#### DATA FOR PROCESSING:
======
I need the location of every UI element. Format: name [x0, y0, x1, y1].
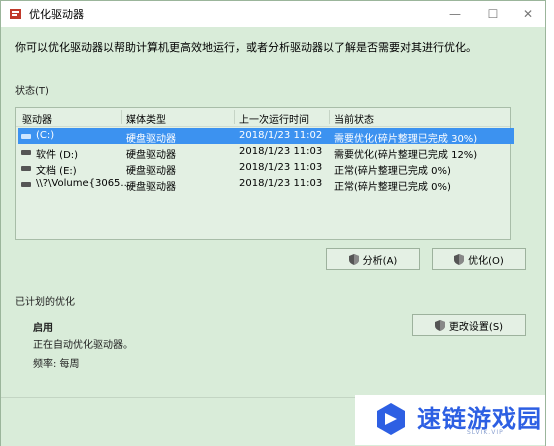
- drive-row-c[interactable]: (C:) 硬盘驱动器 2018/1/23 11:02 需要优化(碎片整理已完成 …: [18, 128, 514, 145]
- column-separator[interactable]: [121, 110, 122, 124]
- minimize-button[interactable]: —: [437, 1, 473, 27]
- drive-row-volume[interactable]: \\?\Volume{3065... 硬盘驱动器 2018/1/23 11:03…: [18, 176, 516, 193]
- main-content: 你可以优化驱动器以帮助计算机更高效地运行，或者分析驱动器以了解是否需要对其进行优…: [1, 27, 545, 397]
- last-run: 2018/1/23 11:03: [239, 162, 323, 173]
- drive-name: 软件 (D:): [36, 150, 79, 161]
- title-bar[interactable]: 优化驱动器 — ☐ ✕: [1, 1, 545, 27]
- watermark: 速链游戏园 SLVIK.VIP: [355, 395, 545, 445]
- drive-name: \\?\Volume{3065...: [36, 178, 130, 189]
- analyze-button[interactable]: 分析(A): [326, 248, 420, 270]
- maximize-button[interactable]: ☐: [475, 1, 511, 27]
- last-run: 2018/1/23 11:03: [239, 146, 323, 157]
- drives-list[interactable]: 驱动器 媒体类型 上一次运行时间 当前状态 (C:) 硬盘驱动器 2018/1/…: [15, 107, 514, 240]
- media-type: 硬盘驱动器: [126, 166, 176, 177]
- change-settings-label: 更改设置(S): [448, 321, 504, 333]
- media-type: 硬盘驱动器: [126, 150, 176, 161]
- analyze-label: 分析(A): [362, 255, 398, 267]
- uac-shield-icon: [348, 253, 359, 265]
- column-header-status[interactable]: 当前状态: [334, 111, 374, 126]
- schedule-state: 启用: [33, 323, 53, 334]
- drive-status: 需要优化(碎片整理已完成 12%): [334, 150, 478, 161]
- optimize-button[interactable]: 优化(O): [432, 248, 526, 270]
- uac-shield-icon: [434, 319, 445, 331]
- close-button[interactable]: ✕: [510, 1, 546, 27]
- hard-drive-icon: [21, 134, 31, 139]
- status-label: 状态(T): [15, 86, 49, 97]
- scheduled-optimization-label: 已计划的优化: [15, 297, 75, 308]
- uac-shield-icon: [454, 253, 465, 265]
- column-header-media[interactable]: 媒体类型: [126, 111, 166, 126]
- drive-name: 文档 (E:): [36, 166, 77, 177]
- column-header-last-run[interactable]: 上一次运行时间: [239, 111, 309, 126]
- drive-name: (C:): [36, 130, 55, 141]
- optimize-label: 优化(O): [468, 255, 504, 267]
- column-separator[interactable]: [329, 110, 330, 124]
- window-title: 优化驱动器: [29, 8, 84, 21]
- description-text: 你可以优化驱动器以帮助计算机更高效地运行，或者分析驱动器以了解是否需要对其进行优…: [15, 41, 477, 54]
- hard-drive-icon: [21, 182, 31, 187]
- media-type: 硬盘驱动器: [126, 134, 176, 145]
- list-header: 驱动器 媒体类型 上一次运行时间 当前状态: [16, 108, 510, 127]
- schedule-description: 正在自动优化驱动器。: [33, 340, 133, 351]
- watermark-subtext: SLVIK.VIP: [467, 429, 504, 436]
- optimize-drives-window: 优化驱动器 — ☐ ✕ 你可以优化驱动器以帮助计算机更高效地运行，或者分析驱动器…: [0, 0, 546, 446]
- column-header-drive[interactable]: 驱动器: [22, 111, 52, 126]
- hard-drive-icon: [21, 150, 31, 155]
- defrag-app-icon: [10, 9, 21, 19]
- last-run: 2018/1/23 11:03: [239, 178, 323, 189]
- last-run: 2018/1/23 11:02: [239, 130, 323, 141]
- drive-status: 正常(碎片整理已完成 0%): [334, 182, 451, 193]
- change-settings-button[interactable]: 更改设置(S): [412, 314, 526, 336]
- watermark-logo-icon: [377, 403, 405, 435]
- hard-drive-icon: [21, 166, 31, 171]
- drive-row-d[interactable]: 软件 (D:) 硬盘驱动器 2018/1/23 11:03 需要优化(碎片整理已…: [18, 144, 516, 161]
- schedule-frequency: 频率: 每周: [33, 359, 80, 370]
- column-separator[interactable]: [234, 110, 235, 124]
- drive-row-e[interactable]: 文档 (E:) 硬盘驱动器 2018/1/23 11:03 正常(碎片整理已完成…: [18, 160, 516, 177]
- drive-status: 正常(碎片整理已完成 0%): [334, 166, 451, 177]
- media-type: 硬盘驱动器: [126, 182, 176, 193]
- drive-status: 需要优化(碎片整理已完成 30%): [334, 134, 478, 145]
======
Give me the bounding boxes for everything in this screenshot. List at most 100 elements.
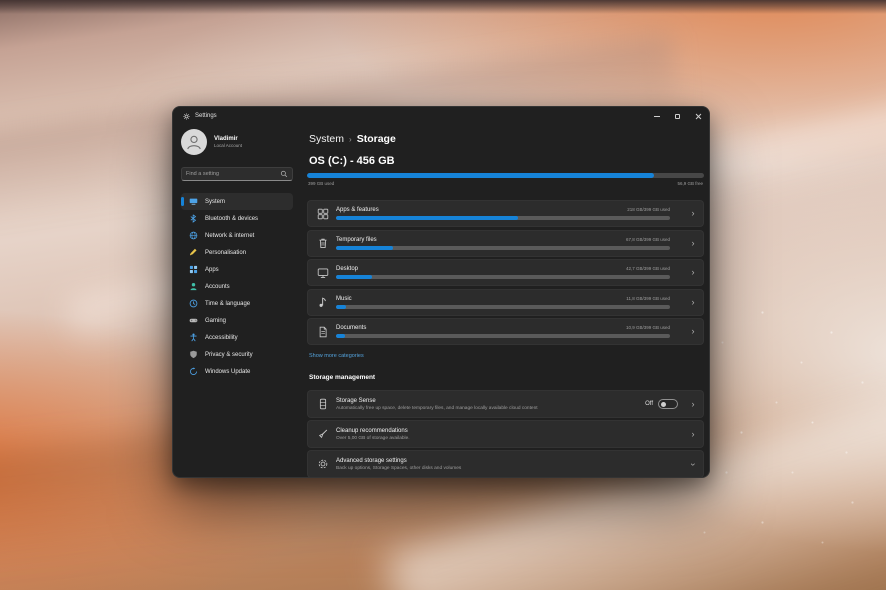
======
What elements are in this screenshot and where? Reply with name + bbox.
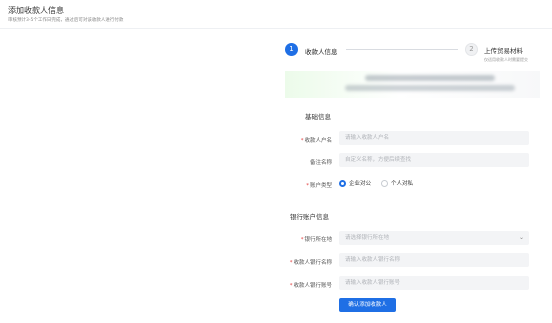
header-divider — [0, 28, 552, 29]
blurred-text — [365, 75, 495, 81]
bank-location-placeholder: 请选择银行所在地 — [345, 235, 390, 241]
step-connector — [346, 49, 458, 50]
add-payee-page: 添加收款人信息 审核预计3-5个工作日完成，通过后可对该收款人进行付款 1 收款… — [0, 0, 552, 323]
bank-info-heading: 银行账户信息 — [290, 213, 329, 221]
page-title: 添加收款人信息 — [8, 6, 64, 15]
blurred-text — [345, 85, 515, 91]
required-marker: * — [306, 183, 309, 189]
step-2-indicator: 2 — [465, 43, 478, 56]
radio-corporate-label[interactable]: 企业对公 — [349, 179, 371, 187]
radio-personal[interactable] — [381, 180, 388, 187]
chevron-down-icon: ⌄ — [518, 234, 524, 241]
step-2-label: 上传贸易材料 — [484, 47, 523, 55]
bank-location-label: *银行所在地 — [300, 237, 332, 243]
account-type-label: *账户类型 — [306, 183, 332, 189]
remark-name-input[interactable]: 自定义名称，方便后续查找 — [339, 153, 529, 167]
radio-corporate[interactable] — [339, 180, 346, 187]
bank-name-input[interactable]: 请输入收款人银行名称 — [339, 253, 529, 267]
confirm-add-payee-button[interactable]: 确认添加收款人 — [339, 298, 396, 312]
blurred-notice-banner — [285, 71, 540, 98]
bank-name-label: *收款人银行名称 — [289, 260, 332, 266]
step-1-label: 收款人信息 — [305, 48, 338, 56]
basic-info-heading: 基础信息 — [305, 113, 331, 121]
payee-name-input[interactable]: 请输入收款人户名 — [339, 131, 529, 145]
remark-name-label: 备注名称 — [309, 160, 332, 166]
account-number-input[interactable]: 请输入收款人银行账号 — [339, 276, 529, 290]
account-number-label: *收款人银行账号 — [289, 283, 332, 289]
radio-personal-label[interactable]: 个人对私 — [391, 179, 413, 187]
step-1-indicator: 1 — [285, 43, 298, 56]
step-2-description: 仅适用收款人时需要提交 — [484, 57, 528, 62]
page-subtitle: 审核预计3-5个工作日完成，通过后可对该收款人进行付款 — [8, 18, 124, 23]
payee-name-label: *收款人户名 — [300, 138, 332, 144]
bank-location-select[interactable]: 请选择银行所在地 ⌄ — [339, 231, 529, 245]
======
#### WHAT YOU SHOULD DO:
Format the rows from the line holding "I need the location" through the line holding "- uac-shield-icon: [434, 319, 445, 331]", inclusive, as a two-column CSV with the columns request and answer. Give one line per row, put each value in a single quoted field with line breaks replaced by spaces, and leave out the pictures.

#### WRITTEN RESPONSE:
request,answer
"I need the location of every UI element. Format: name [x0, y0, x1, y1].","- drive-row-c[interactable]: (C:) 硬盘驱动器 2018/1/23 11:02 需要优化(碎片整理已完成 …: [18, 128, 514, 145] - column-separator[interactable]: [121, 110, 122, 124] - minimize-button[interactable]: —: [437, 1, 473, 27] - drive-row-volume[interactable]: \\?\Volume{3065... 硬盘驱动器 2018/1/23 11:03…: [18, 176, 516, 193] - main-content: 你可以优化驱动器以帮助计算机更高效地运行，或者分析驱动器以了解是否需要对其进行优…: [1, 27, 545, 397] - last-run: 2018/1/23 11:03: [239, 162, 323, 173] - drive-name: 软件 (D:): [36, 150, 79, 161] - title-bar[interactable]: 优化驱动器 — ☐ ✕: [1, 1, 545, 27] - watermark: 速链游戏园 SLVIK.VIP: [355, 395, 545, 445] - drive-name: \\?\Volume{3065...: [36, 178, 130, 189] - analyze-button[interactable]: 分析(A): [326, 248, 420, 270] - maximize-button[interactable]: ☐: [475, 1, 511, 27] - last-run: 2018/1/23 11:03: [239, 146, 323, 157] - drives-list[interactable]: 驱动器 媒体类型 上一次运行时间 当前状态 (C:) 硬盘驱动器 2018/1/…: [15, 107, 514, 240] - media-type: 硬盘驱动器: [126, 166, 176, 177] - change-settings-label: 更改设置(S): [448, 321, 504, 333] - media-type: 硬盘驱动器: [126, 150, 176, 161] - analyze-label: 分析(A): [362, 255, 398, 267] - uac-shield-icon: [348, 253, 359, 265] - column-header-status[interactable]: 当前状态: [334, 111, 374, 126] - schedule-state: 启用: [33, 323, 53, 334] - drive-status: 需要优化(碎片整理已完成 12%): [334, 150, 478, 161] - optimize-button[interactable]: 优化(O): [432, 248, 526, 270] - uac-shield-icon: [434, 319, 445, 331]"